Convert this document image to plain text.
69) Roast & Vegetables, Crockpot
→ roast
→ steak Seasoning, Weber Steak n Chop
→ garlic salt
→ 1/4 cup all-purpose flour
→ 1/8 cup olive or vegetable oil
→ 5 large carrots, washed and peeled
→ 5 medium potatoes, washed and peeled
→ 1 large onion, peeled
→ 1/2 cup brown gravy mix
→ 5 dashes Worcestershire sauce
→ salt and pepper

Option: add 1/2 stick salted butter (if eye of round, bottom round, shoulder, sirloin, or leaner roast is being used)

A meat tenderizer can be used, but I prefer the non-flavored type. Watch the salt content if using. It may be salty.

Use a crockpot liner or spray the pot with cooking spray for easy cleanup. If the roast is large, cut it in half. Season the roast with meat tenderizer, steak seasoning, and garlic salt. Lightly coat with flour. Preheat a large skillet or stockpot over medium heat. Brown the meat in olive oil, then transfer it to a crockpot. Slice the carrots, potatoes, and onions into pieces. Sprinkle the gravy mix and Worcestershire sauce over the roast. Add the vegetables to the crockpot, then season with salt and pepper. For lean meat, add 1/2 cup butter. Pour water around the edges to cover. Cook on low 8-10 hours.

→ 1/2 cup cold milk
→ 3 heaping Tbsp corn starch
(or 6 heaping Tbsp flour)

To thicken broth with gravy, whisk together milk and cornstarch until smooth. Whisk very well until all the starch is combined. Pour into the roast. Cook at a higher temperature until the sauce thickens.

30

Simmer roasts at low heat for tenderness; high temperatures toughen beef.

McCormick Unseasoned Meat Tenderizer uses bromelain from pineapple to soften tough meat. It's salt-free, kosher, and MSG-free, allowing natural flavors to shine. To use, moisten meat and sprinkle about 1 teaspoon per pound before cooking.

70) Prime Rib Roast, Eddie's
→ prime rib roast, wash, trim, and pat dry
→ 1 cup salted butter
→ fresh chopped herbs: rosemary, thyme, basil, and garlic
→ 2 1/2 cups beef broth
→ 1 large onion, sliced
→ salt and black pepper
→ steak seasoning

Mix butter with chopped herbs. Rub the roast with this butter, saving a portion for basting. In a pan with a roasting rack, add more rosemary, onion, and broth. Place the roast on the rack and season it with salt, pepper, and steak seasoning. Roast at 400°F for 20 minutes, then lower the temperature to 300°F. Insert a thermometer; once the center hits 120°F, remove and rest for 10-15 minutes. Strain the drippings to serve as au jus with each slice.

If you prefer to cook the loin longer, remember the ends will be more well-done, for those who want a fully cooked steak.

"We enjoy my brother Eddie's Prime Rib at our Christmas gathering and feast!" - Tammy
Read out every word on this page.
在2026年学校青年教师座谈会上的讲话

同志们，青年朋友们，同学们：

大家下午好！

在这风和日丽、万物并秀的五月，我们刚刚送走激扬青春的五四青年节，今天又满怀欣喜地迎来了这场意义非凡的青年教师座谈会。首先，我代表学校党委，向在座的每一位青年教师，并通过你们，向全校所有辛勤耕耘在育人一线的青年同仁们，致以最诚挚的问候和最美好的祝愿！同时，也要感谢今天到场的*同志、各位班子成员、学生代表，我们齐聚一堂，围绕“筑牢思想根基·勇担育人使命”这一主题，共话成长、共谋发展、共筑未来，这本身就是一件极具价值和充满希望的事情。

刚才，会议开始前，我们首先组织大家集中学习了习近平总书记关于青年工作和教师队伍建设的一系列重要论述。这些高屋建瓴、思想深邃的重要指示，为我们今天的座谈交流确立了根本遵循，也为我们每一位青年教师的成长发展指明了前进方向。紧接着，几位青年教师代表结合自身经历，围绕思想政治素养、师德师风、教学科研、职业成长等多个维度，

- - - - -

Short task: Wherever "rosemary" shows up in a line, copy that line.

Exercise answer:
→ fresh chopped herbs: rosemary, thyme, basil, and garlic
Mix butter with chopped herbs. Rub the roast with this butter, saving a portion for basting. In a pan with a roasting rack, add more rosemary, onion, and broth. Place the roast on the rack and season it with salt, pepper, and steak seasoning. Roast at 400°F for 20 minutes, then lower the temperature to 300°F. Insert a thermometer; once the center hits 120°F, remove and rest for 10-15 minutes. Strain the drippings to serve as au jus with each slice.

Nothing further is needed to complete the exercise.